## Start
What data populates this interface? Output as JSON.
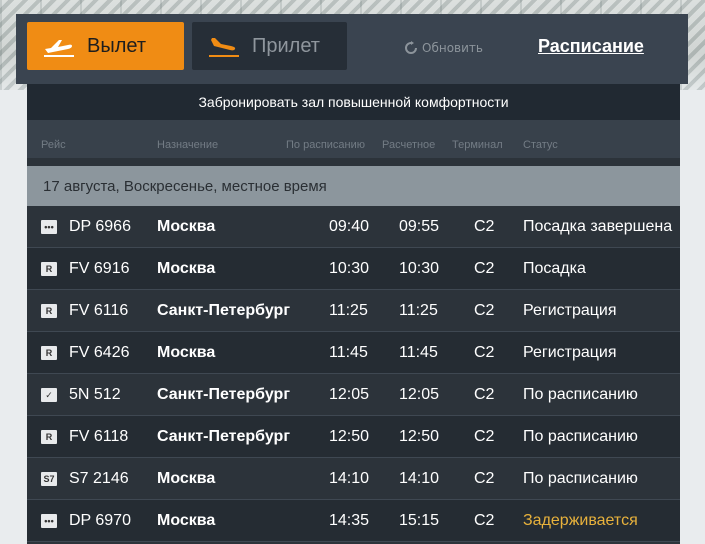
{
  "tabs": {
    "departures": "Вылет",
    "arrivals": "Прилет"
  },
  "refresh_label": "Обновить",
  "schedule_link": "Расписание",
  "banner": "Забронировать зал повышенной комфортности",
  "columns": {
    "flight": "Рейс",
    "destination": "Назначение",
    "scheduled": "По расписанию",
    "estimated": "Расчетное",
    "terminal": "Терминал",
    "status": "Статус"
  },
  "date_header": "17 августа, Воскресенье, местное время",
  "colors": {
    "accent": "#f08c14",
    "delayed": "#e8b23c",
    "board": "#2c333a"
  },
  "flights": [
    {
      "airline_icon": "dots-logo-icon",
      "flight": "DP 6966",
      "destination": "Москва",
      "scheduled": "09:40",
      "estimated": "09:55",
      "terminal": "C2",
      "status": "Посадка завершена",
      "delayed": false
    },
    {
      "airline_icon": "r-logo-icon",
      "flight": "FV 6916",
      "destination": "Москва",
      "scheduled": "10:30",
      "estimated": "10:30",
      "terminal": "C2",
      "status": "Посадка",
      "delayed": false
    },
    {
      "airline_icon": "r-logo-icon",
      "flight": "FV 6116",
      "destination": "Санкт-Петербург",
      "scheduled": "11:25",
      "estimated": "11:25",
      "terminal": "C2",
      "status": "Регистрация",
      "delayed": false
    },
    {
      "airline_icon": "r-logo-icon",
      "flight": "FV 6426",
      "destination": "Москва",
      "scheduled": "11:45",
      "estimated": "11:45",
      "terminal": "C2",
      "status": "Регистрация",
      "delayed": false
    },
    {
      "airline_icon": "bird-logo-icon",
      "flight": "5N 512",
      "destination": "Санкт-Петербург",
      "scheduled": "12:05",
      "estimated": "12:05",
      "terminal": "C2",
      "status": "По расписанию",
      "delayed": false
    },
    {
      "airline_icon": "r-logo-icon",
      "flight": "FV 6118",
      "destination": "Санкт-Петербург",
      "scheduled": "12:50",
      "estimated": "12:50",
      "terminal": "C2",
      "status": "По расписанию",
      "delayed": false
    },
    {
      "airline_icon": "s7-logo-icon",
      "flight": "S7 2146",
      "destination": "Москва",
      "scheduled": "14:10",
      "estimated": "14:10",
      "terminal": "C2",
      "status": "По расписанию",
      "delayed": false
    },
    {
      "airline_icon": "dots-logo-icon",
      "flight": "DP 6970",
      "destination": "Москва",
      "scheduled": "14:35",
      "estimated": "15:15",
      "terminal": "C2",
      "status": "Задерживается",
      "delayed": true
    }
  ]
}
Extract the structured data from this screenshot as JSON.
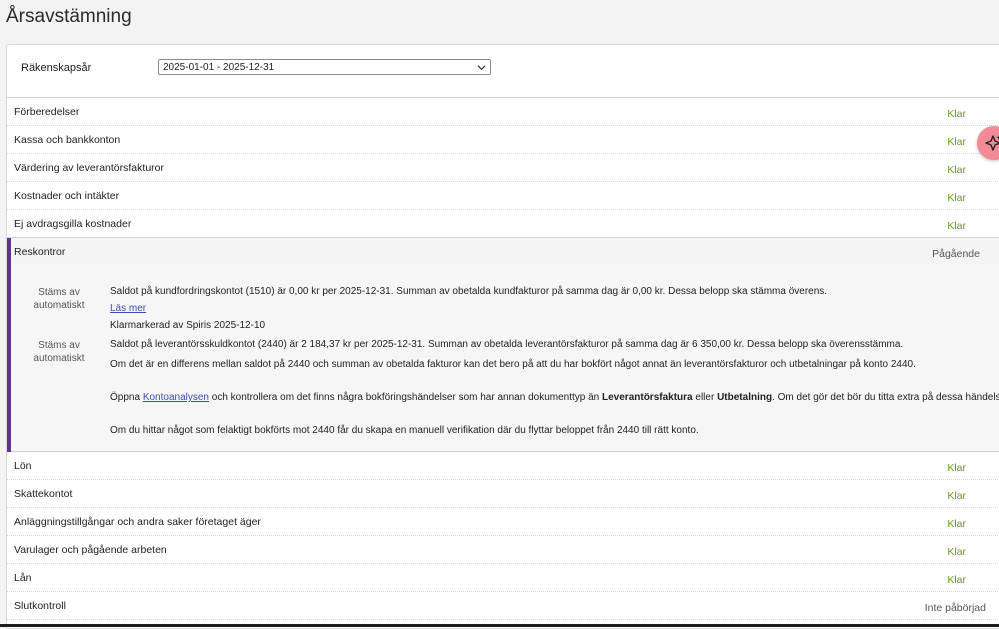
{
  "page": {
    "title": "Årsavstämning"
  },
  "fiscal_year": {
    "label": "Räkenskapsår",
    "selected": "2025-01-01 - 2025-12-31"
  },
  "colors": {
    "done": "#6a9a1f",
    "accent": "#5b3390",
    "fab": "#f28b97"
  },
  "sections_before": [
    {
      "name": "Förberedelser",
      "status": "Klar"
    },
    {
      "name": "Kassa och bankkonton",
      "status": "Klar"
    },
    {
      "name": "Värdering av leverantörsfakturor",
      "status": "Klar"
    },
    {
      "name": "Kostnader och intäkter",
      "status": "Klar"
    },
    {
      "name": "Ej avdragsgilla kostnader",
      "status": "Klar"
    }
  ],
  "expanded_section": {
    "name": "Reskontror",
    "status": "Pågående",
    "checks": [
      {
        "label_line1": "Stäms av",
        "label_line2": "automatiskt",
        "text": "Saldot på kundfordringskontot (1510) är 0,00 kr per 2025-12-31. Summan av obetalda kundfakturor på samma dag är 0,00 kr. Dessa belopp ska stämma överens.",
        "link": "Läs mer",
        "note": "Klarmarkerad av Spiris 2025-12-10"
      },
      {
        "label_line1": "Stäms av",
        "label_line2": "automatiskt",
        "text": "Saldot på leverantörsskuldkontot (2440) är 2 184,37 kr per 2025-12-31. Summan av obetalda leverantörsfakturor på samma dag är 6 350,00 kr. Dessa belopp ska överensstämma.",
        "text2": "Om det är en differens mellan saldot på 2440 och summan av obetalda fakturor kan det bero på att du har bokfört något annat än leverantörsfakturor och utbetalningar på konto 2440.",
        "text3_pre": "Öppna",
        "text3_link": "Kontoanalysen",
        "text3_mid": "och kontrollera om det finns några bokföringshändelser som har annan dokumenttyp än",
        "text3_bold1": "Leverantörsfaktura",
        "text3_or": "eller",
        "text3_bold2": "Utbetalning",
        "text3_post": ". Om det gör det bör du titta extra på dessa händelser.",
        "text4": "Om du hittar något som felaktigt bokförts mot 2440 får du skapa en manuell verifikation där du flyttar beloppet från 2440 till rätt konto."
      }
    ]
  },
  "sections_after": [
    {
      "name": "Lön",
      "status": "Klar"
    },
    {
      "name": "Skattekontot",
      "status": "Klar"
    },
    {
      "name": "Anläggningstillgångar och andra saker företaget äger",
      "status": "Klar"
    },
    {
      "name": "Varulager och pågående arbeten",
      "status": "Klar"
    },
    {
      "name": "Lån",
      "status": "Klar"
    },
    {
      "name": "Slutkontroll",
      "status": "Inte påbörjad"
    }
  ]
}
## End
*Required work*.
From the listing above, collect each line in which the string "this" appears.

*Exercise output*.
What data populates this interface? Output as JSON.
Extract the structured data from this screenshot as JSON.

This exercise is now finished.